:: LISTED ENTRIES
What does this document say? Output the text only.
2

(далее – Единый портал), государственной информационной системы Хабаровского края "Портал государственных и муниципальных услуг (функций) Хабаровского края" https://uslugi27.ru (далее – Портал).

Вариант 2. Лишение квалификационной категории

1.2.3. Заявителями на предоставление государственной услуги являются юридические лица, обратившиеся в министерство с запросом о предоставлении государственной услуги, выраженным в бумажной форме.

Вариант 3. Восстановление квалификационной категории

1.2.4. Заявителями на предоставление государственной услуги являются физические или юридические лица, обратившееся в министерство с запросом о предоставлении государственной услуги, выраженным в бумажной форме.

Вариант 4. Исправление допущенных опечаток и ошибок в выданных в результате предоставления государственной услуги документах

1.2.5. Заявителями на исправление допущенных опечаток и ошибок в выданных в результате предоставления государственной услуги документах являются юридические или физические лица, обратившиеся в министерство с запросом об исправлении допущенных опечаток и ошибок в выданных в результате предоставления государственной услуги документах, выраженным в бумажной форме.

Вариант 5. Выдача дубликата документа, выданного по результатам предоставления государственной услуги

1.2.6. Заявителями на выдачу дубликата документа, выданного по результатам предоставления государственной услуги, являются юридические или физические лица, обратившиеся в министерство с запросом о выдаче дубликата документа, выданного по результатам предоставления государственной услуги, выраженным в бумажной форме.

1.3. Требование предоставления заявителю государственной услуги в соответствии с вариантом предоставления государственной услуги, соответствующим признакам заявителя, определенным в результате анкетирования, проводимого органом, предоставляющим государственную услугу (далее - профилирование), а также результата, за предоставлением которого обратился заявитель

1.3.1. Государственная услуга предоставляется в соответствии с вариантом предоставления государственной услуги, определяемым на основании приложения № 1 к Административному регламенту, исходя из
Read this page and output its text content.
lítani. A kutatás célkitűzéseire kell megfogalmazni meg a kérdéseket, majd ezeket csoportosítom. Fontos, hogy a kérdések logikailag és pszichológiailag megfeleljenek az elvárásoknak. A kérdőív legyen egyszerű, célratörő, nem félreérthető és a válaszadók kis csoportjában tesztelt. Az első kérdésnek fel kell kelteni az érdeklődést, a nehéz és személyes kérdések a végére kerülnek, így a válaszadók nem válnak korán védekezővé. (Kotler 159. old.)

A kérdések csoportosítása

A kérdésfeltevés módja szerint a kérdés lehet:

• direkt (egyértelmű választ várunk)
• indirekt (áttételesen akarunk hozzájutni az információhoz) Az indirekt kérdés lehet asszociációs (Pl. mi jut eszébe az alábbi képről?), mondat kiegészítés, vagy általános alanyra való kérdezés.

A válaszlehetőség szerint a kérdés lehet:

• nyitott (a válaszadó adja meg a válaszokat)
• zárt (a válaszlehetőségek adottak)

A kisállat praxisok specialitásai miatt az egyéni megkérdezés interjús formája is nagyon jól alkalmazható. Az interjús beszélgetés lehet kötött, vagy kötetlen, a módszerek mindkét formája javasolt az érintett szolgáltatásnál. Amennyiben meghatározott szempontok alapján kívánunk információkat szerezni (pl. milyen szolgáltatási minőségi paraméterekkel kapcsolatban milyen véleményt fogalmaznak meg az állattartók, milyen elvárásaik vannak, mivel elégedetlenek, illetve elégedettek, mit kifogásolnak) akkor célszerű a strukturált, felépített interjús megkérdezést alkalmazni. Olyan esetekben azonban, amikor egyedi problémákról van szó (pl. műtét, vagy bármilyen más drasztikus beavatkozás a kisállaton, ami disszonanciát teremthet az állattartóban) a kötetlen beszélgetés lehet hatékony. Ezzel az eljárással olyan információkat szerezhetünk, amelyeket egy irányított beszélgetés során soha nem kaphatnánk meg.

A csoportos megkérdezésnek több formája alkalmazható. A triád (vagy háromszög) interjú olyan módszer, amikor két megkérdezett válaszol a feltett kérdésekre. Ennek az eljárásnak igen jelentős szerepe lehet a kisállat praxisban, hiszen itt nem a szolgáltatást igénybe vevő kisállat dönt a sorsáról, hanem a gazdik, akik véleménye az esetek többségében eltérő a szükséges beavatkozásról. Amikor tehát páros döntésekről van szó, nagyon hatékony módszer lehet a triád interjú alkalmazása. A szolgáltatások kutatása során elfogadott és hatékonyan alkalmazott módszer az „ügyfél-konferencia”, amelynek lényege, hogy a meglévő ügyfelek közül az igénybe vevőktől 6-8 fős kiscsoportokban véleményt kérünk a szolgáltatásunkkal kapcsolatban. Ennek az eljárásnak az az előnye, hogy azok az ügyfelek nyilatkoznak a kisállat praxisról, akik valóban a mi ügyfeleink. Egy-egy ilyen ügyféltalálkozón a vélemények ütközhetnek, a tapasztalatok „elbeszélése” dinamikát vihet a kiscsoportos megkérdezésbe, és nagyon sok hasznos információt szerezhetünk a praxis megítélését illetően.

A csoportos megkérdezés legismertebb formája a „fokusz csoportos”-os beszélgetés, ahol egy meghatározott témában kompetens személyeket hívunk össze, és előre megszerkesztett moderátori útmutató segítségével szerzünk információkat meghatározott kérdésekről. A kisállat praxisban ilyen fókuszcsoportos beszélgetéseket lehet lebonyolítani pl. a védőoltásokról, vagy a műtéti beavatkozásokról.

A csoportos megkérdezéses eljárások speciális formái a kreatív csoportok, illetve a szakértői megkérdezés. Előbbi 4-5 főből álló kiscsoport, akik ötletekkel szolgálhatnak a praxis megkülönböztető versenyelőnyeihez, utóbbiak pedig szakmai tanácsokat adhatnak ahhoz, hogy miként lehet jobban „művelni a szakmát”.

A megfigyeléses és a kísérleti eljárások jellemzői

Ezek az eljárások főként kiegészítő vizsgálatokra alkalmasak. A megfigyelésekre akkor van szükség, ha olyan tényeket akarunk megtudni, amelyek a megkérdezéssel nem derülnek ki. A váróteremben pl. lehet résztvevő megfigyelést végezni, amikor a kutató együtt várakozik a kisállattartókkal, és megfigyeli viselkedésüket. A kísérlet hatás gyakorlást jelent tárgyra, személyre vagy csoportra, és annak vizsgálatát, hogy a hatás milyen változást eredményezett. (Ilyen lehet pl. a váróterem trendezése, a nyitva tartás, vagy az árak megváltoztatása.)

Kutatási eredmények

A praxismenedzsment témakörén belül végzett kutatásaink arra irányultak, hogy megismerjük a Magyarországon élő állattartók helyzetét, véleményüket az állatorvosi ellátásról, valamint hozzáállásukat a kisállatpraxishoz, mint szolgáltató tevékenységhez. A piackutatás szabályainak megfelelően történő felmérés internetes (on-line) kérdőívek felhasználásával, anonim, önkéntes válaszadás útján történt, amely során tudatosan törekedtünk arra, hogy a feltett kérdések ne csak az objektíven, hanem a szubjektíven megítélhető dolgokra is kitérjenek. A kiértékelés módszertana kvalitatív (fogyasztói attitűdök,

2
::::
= WHAT THIS TASK INVOLVES =
Reproduce each record exactly, leaving nothing out.

= TASK ANSWER =
What does this document say? Output the text only.
2

(далее – Единый портал), государственной информационной системы Хабаровского края "Портал государственных и муниципальных услуг (функций) Хабаровского края" https://uslugi27.ru (далее – Портал).

Вариант 2. Лишение квалификационной категории

1.2.3. Заявителями на предоставление государственной услуги являются юридические лица, обратившиеся в министерство с запросом о предоставлении государственной услуги, выраженным в бумажной форме.

Вариант 3. Восстановление квалификационной категории

1.2.4. Заявителями на предоставление государственной услуги являются физические или юридические лица, обратившееся в министерство с запросом о предоставлении государственной услуги, выраженным в бумажной форме.

Вариант 4. Исправление допущенных опечаток и ошибок в выданных в результате предоставления государственной услуги документах

1.2.5. Заявителями на исправление допущенных опечаток и ошибок в выданных в результате предоставления государственной услуги документах являются юридические или физические лица, обратившиеся в министерство с запросом об исправлении допущенных опечаток и ошибок в выданных в результате предоставления государственной услуги документах, выраженным в бумажной форме.

Вариант 5. Выдача дубликата документа, выданного по результатам предоставления государственной услуги

1.2.6. Заявителями на выдачу дубликата документа, выданного по результатам предоставления государственной услуги, являются юридические или физические лица, обратившиеся в министерство с запросом о выдаче дубликата документа, выданного по результатам предоставления государственной услуги, выраженным в бумажной форме.

1.3. Требование предоставления заявителю государственной услуги в соответствии с вариантом предоставления государственной услуги, соответствующим признакам заявителя, определенным в результате анкетирования, проводимого органом, предоставляющим государственную услугу (далее - профилирование), а также результата, за предоставлением которого обратился заявитель

1.3.1. Государственная услуга предоставляется в соответствии с вариантом предоставления государственной услуги, определяемым на основании приложения № 1 к Административному регламенту, исходя из
Read this page and output its text content.
lítani. A kutatás célkitűzéseire kell megfogalmazni meg a kérdéseket, majd ezeket csoportosítom. Fontos, hogy a kérdések logikailag és pszichológiailag megfeleljenek az elvárásoknak. A kérdőív legyen egyszerű, célratörő, nem félreérthető és a válaszadók kis csoportjában tesztelt. Az első kérdésnek fel kell kelteni az érdeklődést, a nehéz és személyes kérdések a végére kerülnek, így a válaszadók nem válnak korán védekezővé. (Kotler 159. old.)

A kérdések csoportosítása

A kérdésfeltevés módja szerint a kérdés lehet:

• direkt (egyértelmű választ várunk)
• indirekt (áttételesen akarunk hozzájutni az információhoz) Az indirekt kérdés lehet asszociációs (Pl. mi jut eszébe az alábbi képről?), mondat kiegészítés, vagy általános alanyra való kérdezés.

A válaszlehetőség szerint a kérdés lehet:

• nyitott (a válaszadó adja meg a válaszokat)
• zárt (a válaszlehetőségek adottak)

A kisállat praxisok specialitásai miatt az egyéni megkérdezés interjús formája is nagyon jól alkalmazható. Az interjús beszélgetés lehet kötött, vagy kötetlen, a módszerek mindkét formája javasolt az érintett szolgáltatásnál. Amennyiben meghatározott szempontok alapján kívánunk információkat szerezni (pl. milyen szolgáltatási minőségi paraméterekkel kapcsolatban milyen véleményt fogalmaznak meg az állattartók, milyen elvárásaik vannak, mivel elégedetlenek, illetve elégedettek, mit kifogásolnak) akkor célszerű a strukturált, felépített interjús megkérdezést alkalmazni. Olyan esetekben azonban, amikor egyedi problémákról van szó (pl. műtét, vagy bármilyen más drasztikus beavatkozás a kisállaton, ami disszonanciát teremthet az állattartóban) a kötetlen beszélgetés lehet hatékony. Ezzel az eljárással olyan információkat szerezhetünk, amelyeket egy irányított beszélgetés során soha nem kaphatnánk meg.

A csoportos megkérdezésnek több formája alkalmazható. A triád (vagy háromszög) interjú olyan módszer, amikor két megkérdezett válaszol a feltett kérdésekre. Ennek az eljárásnak igen jelentős szerepe lehet a kisállat praxisban, hiszen itt nem a szolgáltatást igénybe vevő kisállat dönt a sorsáról, hanem a gazdik, akik véleménye az esetek többségében eltérő a szükséges beavatkozásról. Amikor tehát páros döntésekről van szó, nagyon hatékony módszer lehet a triád interjú alkalmazása. A szolgáltatások kutatása során elfogadott és hatékonyan alkalmazott módszer az „ügyfél-konferencia”, amelynek lényege, hogy a meglévő ügyfelek közül az igénybe vevőktől 6-8 fős kiscsoportokban véleményt kérünk a szolgáltatásunkkal kapcsolatban. Ennek az eljárásnak az az előnye, hogy azok az ügyfelek nyilatkoznak a kisállat praxisról, akik valóban a mi ügyfeleink. Egy-egy ilyen ügyféltalálkozón a vélemények ütközhetnek, a tapasztalatok „elbeszélése” dinamikát vihet a kiscsoportos megkérdezésbe, és nagyon sok hasznos információt szerezhetünk a praxis megítélését illetően.

A csoportos megkérdezés legismertebb formája a „fokusz csoportos”-os beszélgetés, ahol egy meghatározott témában kompetens személyeket hívunk össze, és előre megszerkesztett moderátori útmutató segítségével szerzünk információkat meghatározott kérdésekről. A kisállat praxisban ilyen fókuszcsoportos beszélgetéseket lehet lebonyolítani pl. a védőoltásokról, vagy a műtéti beavatkozásokról.

A csoportos megkérdezéses eljárások speciális formái a kreatív csoportok, illetve a szakértői megkérdezés. Előbbi 4-5 főből álló kiscsoport, akik ötletekkel szolgálhatnak a praxis megkülönböztető versenyelőnyeihez, utóbbiak pedig szakmai tanácsokat adhatnak ahhoz, hogy miként lehet jobban „művelni a szakmát”.

A megfigyeléses és a kísérleti eljárások jellemzői

Ezek az eljárások főként kiegészítő vizsgálatokra alkalmasak. A megfigyelésekre akkor van szükség, ha olyan tényeket akarunk megtudni, amelyek a megkérdezéssel nem derülnek ki. A váróteremben pl. lehet résztvevő megfigyelést végezni, amikor a kutató együtt várakozik a kisállattartókkal, és megfigyeli viselkedésüket. A kísérlet hatás gyakorlást jelent tárgyra, személyre vagy csoportra, és annak vizsgálatát, hogy a hatás milyen változást eredményezett. (Ilyen lehet pl. a váróterem trendezése, a nyitva tartás, vagy az árak megváltoztatása.)

Kutatási eredmények

A praxismenedzsment témakörén belül végzett kutatásaink arra irányultak, hogy megismerjük a Magyarországon élő állattartók helyzetét, véleményüket az állatorvosi ellátásról, valamint hozzáállásukat a kisállatpraxishoz, mint szolgáltató tevékenységhez. A piackutatás szabályainak megfelelően történő felmérés internetes (on-line) kérdőívek felhasználásával, anonim, önkéntes válaszadás útján történt, amely során tudatosan törekedtünk arra, hogy a feltett kérdések ne csak az objektíven, hanem a szubjektíven megítélhető dolgokra is kitérjenek. A kiértékelés módszertana kvalitatív (fogyasztói attitűdök,

2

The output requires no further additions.